What you should do: Emit the data below verbatim, stripping out any pictures.

________________________

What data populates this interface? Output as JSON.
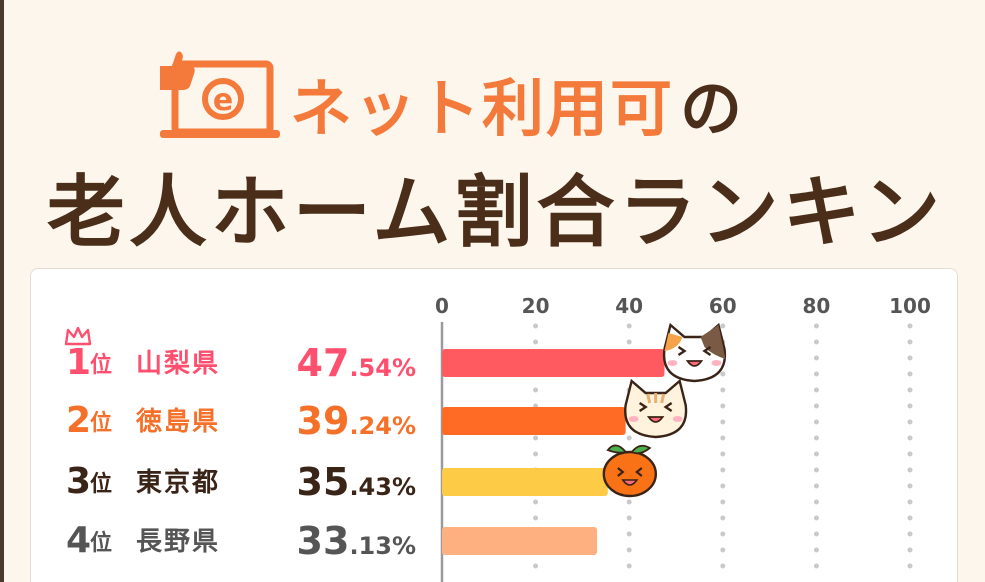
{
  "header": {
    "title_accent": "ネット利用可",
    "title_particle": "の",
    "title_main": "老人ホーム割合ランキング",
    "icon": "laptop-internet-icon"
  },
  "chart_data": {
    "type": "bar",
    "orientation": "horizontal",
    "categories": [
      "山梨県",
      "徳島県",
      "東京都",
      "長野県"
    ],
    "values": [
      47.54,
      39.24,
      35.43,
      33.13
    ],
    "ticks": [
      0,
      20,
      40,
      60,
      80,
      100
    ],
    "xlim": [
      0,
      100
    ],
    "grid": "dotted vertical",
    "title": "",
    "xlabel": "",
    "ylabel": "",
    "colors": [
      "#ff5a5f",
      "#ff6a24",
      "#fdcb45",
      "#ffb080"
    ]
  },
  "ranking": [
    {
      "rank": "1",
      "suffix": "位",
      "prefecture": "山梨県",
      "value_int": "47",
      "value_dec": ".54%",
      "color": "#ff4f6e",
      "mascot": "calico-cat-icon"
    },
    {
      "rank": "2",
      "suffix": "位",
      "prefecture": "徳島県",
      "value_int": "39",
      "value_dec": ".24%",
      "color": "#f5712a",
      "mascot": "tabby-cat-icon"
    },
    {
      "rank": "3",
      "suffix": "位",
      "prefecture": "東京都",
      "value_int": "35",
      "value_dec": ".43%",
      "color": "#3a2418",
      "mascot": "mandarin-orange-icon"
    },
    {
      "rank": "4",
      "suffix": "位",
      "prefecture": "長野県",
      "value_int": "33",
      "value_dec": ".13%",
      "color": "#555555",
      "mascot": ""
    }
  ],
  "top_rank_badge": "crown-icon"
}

________________________

Problem solution:
What data populates this interface? Output as JSON.
{
  "header": {
    "title_accent": "ネット利用可",
    "title_particle": "の",
    "title_main": "老人ホーム割合ランキング",
    "icon": "laptop-internet-icon"
  },
  "chart_data": {
    "type": "bar",
    "orientation": "horizontal",
    "categories": [
      "山梨県",
      "徳島県",
      "東京都",
      "長野県"
    ],
    "values": [
      47.54,
      39.24,
      35.43,
      33.13
    ],
    "ticks": [
      0,
      20,
      40,
      60,
      80,
      100
    ],
    "xlim": [
      0,
      100
    ],
    "grid": "dotted vertical",
    "title": "",
    "xlabel": "",
    "ylabel": "",
    "colors": [
      "#ff5a5f",
      "#ff6a24",
      "#fdcb45",
      "#ffb080"
    ]
  },
  "ranking": [
    {
      "rank": "1",
      "suffix": "位",
      "prefecture": "山梨県",
      "value_int": "47",
      "value_dec": ".54%",
      "color": "#ff4f6e",
      "mascot": "calico-cat-icon"
    },
    {
      "rank": "2",
      "suffix": "位",
      "prefecture": "徳島県",
      "value_int": "39",
      "value_dec": ".24%",
      "color": "#f5712a",
      "mascot": "tabby-cat-icon"
    },
    {
      "rank": "3",
      "suffix": "位",
      "prefecture": "東京都",
      "value_int": "35",
      "value_dec": ".43%",
      "color": "#3a2418",
      "mascot": "mandarin-orange-icon"
    },
    {
      "rank": "4",
      "suffix": "位",
      "prefecture": "長野県",
      "value_int": "33",
      "value_dec": ".13%",
      "color": "#555555",
      "mascot": ""
    }
  ],
  "top_rank_badge": "crown-icon"
}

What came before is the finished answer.